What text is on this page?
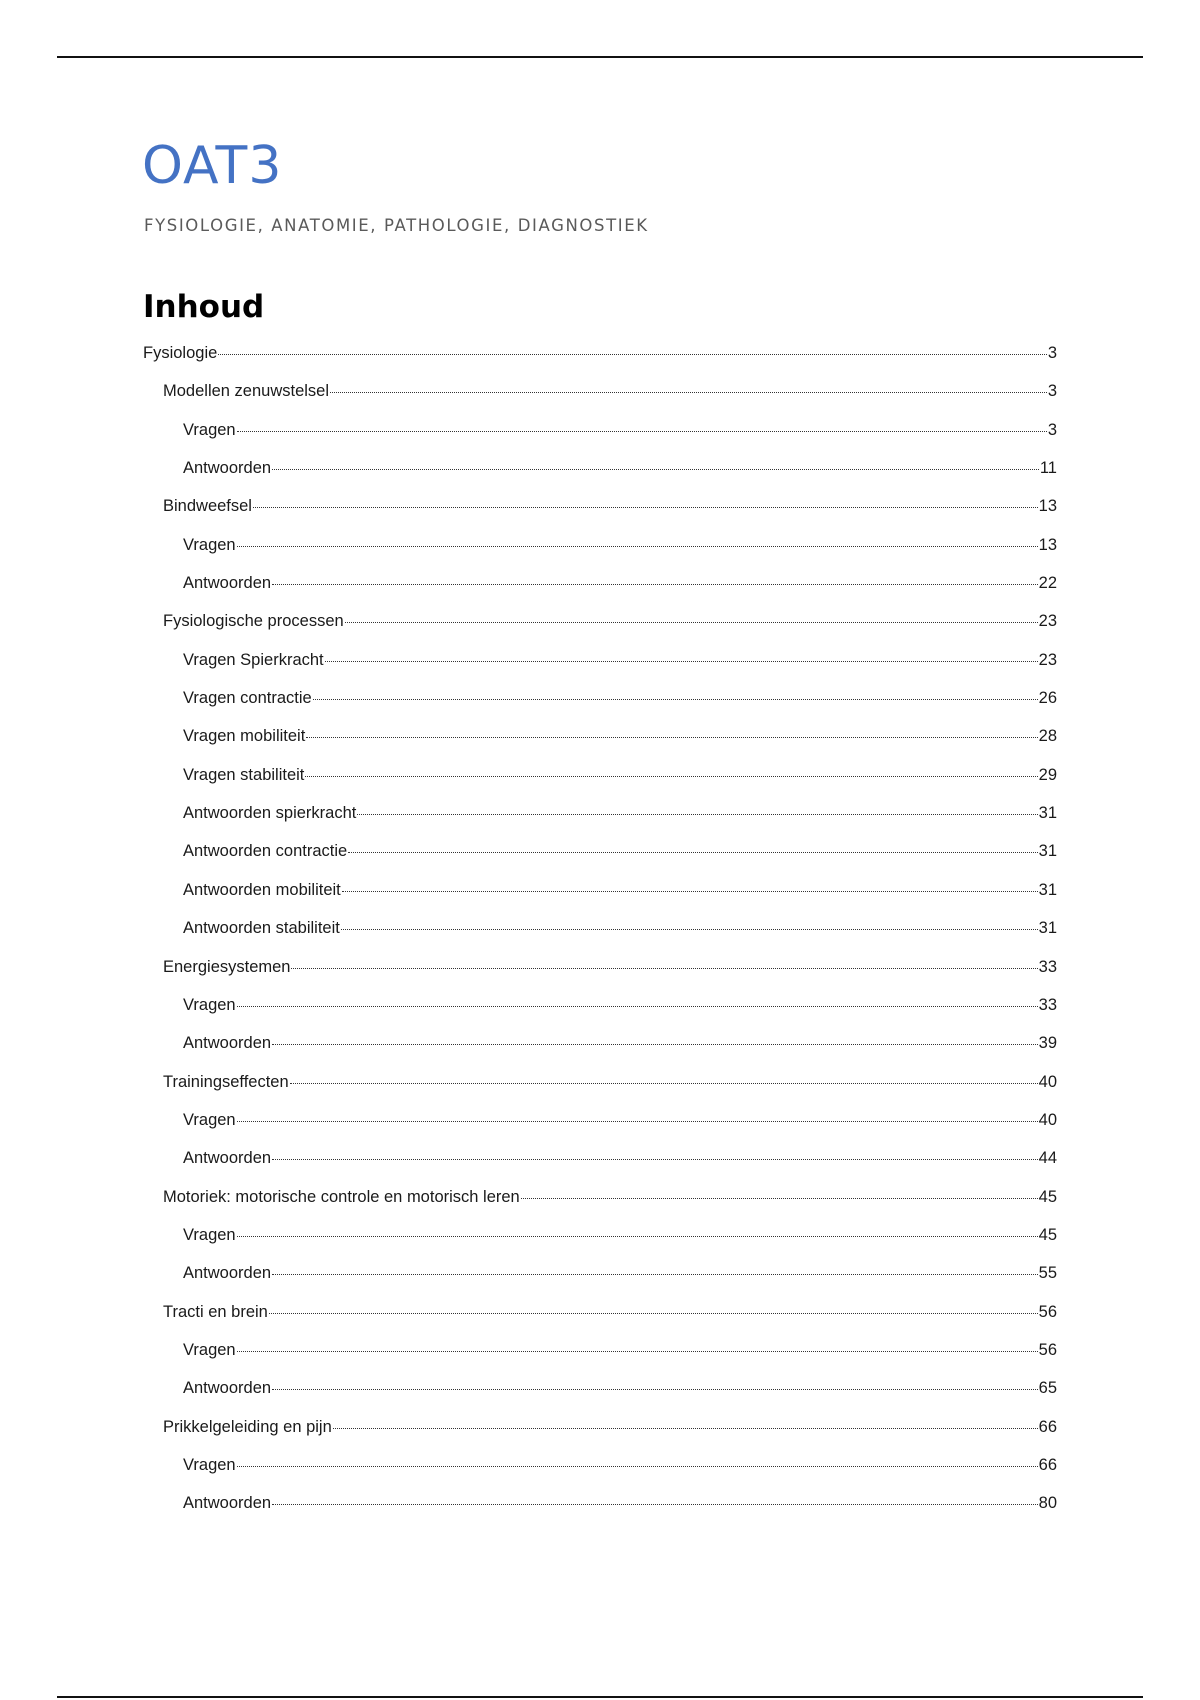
OAT3
FYSIOLOGIE, ANATOMIE, PATHOLOGIE, DIAGNOSTIEK
Inhoud
Fysiologie	3
Modellen zenuwstelsel	3
Vragen	3
Antwoorden	11
Bindweefsel	13
Vragen	13
Antwoorden	22
Fysiologische processen	23
Vragen Spierkracht	23
Vragen contractie	26
Vragen mobiliteit	28
Vragen stabiliteit	29
Antwoorden spierkracht	31
Antwoorden contractie	31
Antwoorden mobiliteit	31
Antwoorden stabiliteit	31
Energiesystemen	33
Vragen	33
Antwoorden	39
Trainingseffecten	40
Vragen	40
Antwoorden	44
Motoriek: motorische controle en motorisch leren	45
Vragen	45
Antwoorden	55
Tracti en brein	56
Vragen	56
Antwoorden	65
Prikkelgeleiding en pijn	66
Vragen	66
Antwoorden	80
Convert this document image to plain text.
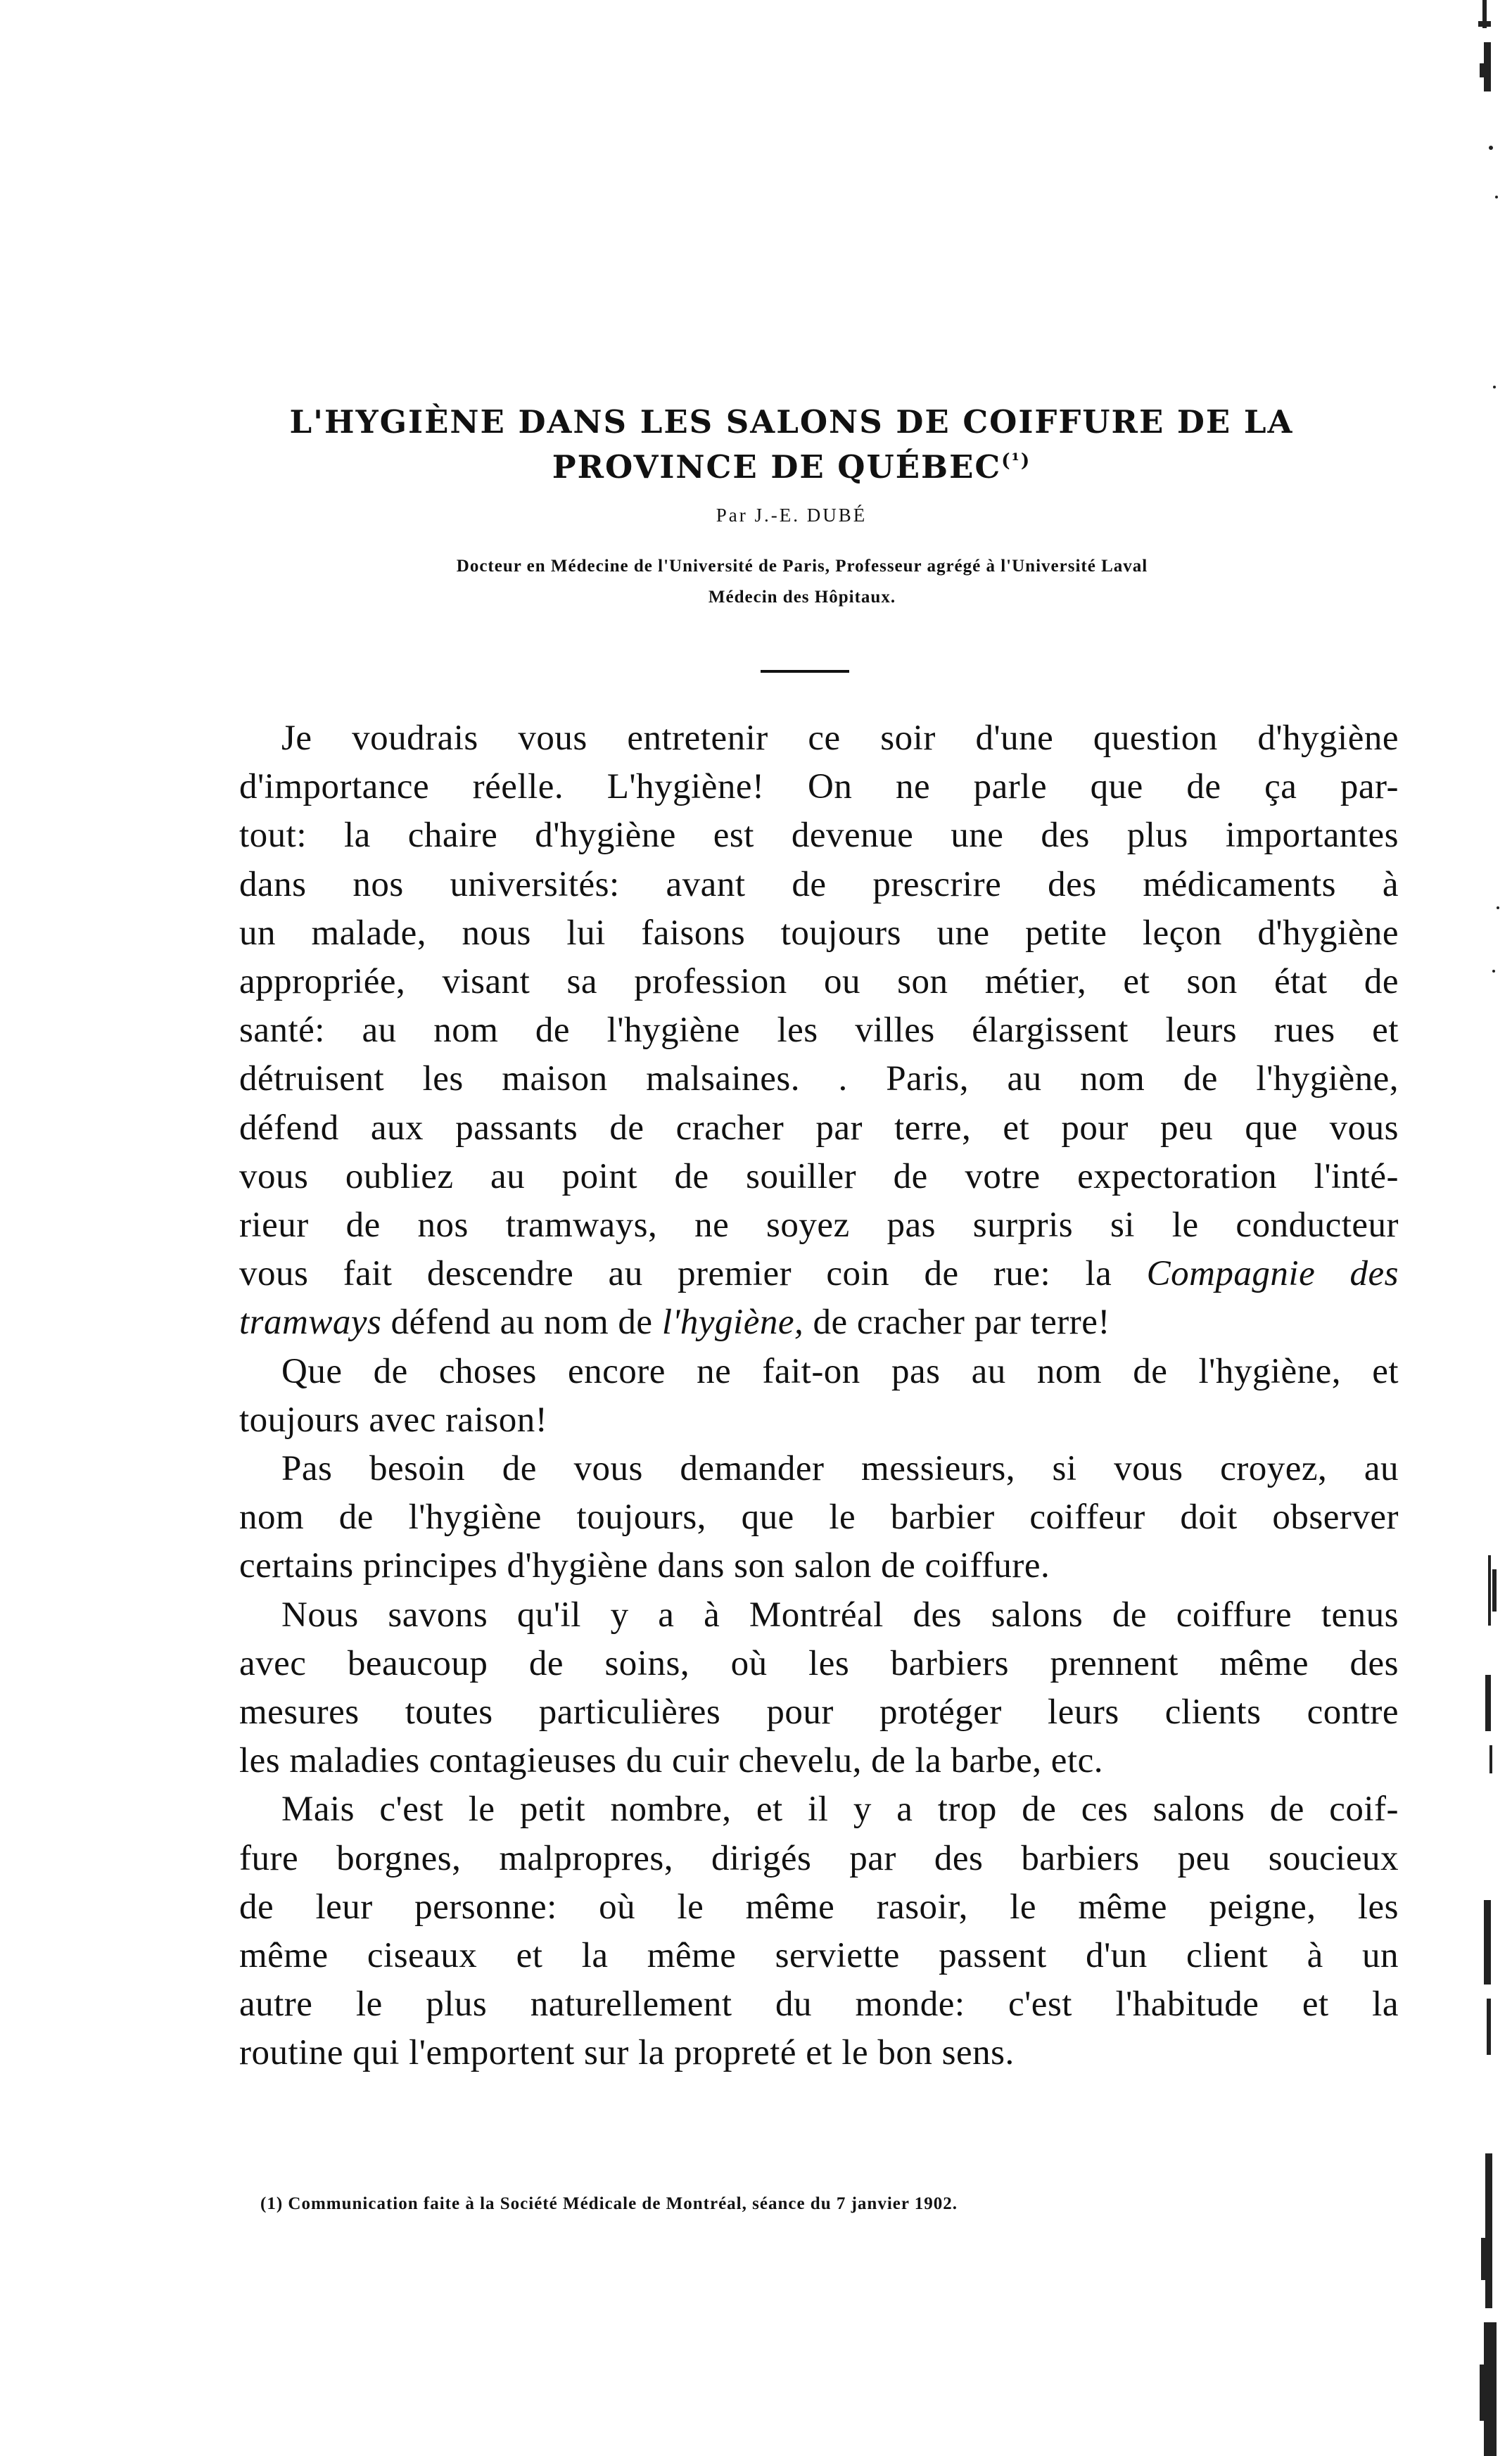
L'HYGIÈNE DANS LES SALONS DE COIFFURE DE LA
PROVINCE DE $QUÉBEC^{(^1)}$
Par J.-E. DUBÉ
Docteur en Médecine de l'Université de Paris, Professeur agrégé à l'Université Laval
Médecin des Hôpitaux.
Je voudrais vous entretenir ce soir d'une question d'hygiène
d'importance réelle. L'hygiène! On ne parle que de ça par-
tout: la chaire d'hygiène est devenue une des plus importantes
dans nos universités: avant de prescrire des médicaments à
un malade, nous lui faisons toujours une petite leçon d'hygiène
appropriée, visant sa profession ou son métier, et son état de
santé: au nom de l'hygiène les villes élargissent leurs rues et
détruisent les maison malsaines. . Paris, au nom de l'hygiène,
défend aux passants de cracher par terre, et pour peu que vous
vous oubliez au point de souiller de votre expectoration l'inté-
rieur de nos tramways, ne soyez pas surpris si le conducteur
vous fait descendre au premier coin de rue: la Compagnie des
tramways défend au nom de l'hygiène, de cracher par terre!
Que de choses encore ne fait-on pas au nom de l'hygiène, et
toujours avec raison!
Pas besoin de vous demander messieurs, si vous croyez, au
nom de l'hygiène toujours, que le barbier coiffeur doit observer
certains principes d'hygiène dans son salon de coiffure.
Nous savons qu'il y a à Montréal des salons de coiffure tenus
avec beaucoup de soins, où les barbiers prennent même des
mesures toutes particulières pour protéger leurs clients contre
les maladies contagieuses du cuir chevelu, de la barbe, etc.
Mais c'est le petit nombre, et il y a trop de ces salons de coif-
fure borgnes, malpropres, dirigés par des barbiers peu soucieux
de leur personne: où le même rasoir, le même peigne, les
même ciseaux et la même serviette passent d'un client à un
autre le plus naturellement du monde: c'est l'habitude et la
routine qui l'emportent sur la propreté et le bon sens.
(1) Communication faite à la Société Médicale de Montréal, séance du 7 janvier 1902.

**Your instructions:**
Copy the material shown above in full and exactly. Skip the pictures.

**Output:**
What text is on this page?
OAT3
FYSIOLOGIE, ANATOMIE, PATHOLOGIE, DIAGNOSTIEK
Inhoud
Fysiologie	3
Modellen zenuwstelsel	3
Vragen	3
Antwoorden	11
Bindweefsel	13
Vragen	13
Antwoorden	22
Fysiologische processen	23
Vragen Spierkracht	23
Vragen contractie	26
Vragen mobiliteit	28
Vragen stabiliteit	29
Antwoorden spierkracht	31
Antwoorden contractie	31
Antwoorden mobiliteit	31
Antwoorden stabiliteit	31
Energiesystemen	33
Vragen	33
Antwoorden	39
Trainingseffecten	40
Vragen	40
Antwoorden	44
Motoriek: motorische controle en motorisch leren	45
Vragen	45
Antwoorden	55
Tracti en brein	56
Vragen	56
Antwoorden	65
Prikkelgeleiding en pijn	66
Vragen	66
Antwoorden	80
Convert this document image to plain text.
L'HYGIÈNE DANS LES SALONS DE COIFFURE DE LA
PROVINCE DE $QUÉBEC^{(^1)}$
Par J.-E. DUBÉ
Docteur en Médecine de l'Université de Paris, Professeur agrégé à l'Université Laval
Médecin des Hôpitaux.
Je voudrais vous entretenir ce soir d'une question d'hygiène
d'importance réelle. L'hygiène! On ne parle que de ça par-
tout: la chaire d'hygiène est devenue une des plus importantes
dans nos universités: avant de prescrire des médicaments à
un malade, nous lui faisons toujours une petite leçon d'hygiène
appropriée, visant sa profession ou son métier, et son état de
santé: au nom de l'hygiène les villes élargissent leurs rues et
détruisent les maison malsaines. . Paris, au nom de l'hygiène,
défend aux passants de cracher par terre, et pour peu que vous
vous oubliez au point de souiller de votre expectoration l'inté-
rieur de nos tramways, ne soyez pas surpris si le conducteur
vous fait descendre au premier coin de rue: la Compagnie des
tramways défend au nom de l'hygiène, de cracher par terre!
Que de choses encore ne fait-on pas au nom de l'hygiène, et
toujours avec raison!
Pas besoin de vous demander messieurs, si vous croyez, au
nom de l'hygiène toujours, que le barbier coiffeur doit observer
certains principes d'hygiène dans son salon de coiffure.
Nous savons qu'il y a à Montréal des salons de coiffure tenus
avec beaucoup de soins, où les barbiers prennent même des
mesures toutes particulières pour protéger leurs clients contre
les maladies contagieuses du cuir chevelu, de la barbe, etc.
Mais c'est le petit nombre, et il y a trop de ces salons de coif-
fure borgnes, malpropres, dirigés par des barbiers peu soucieux
de leur personne: où le même rasoir, le même peigne, les
même ciseaux et la même serviette passent d'un client à un
autre le plus naturellement du monde: c'est l'habitude et la
routine qui l'emportent sur la propreté et le bon sens.
(1) Communication faite à la Société Médicale de Montréal, séance du 7 janvier 1902.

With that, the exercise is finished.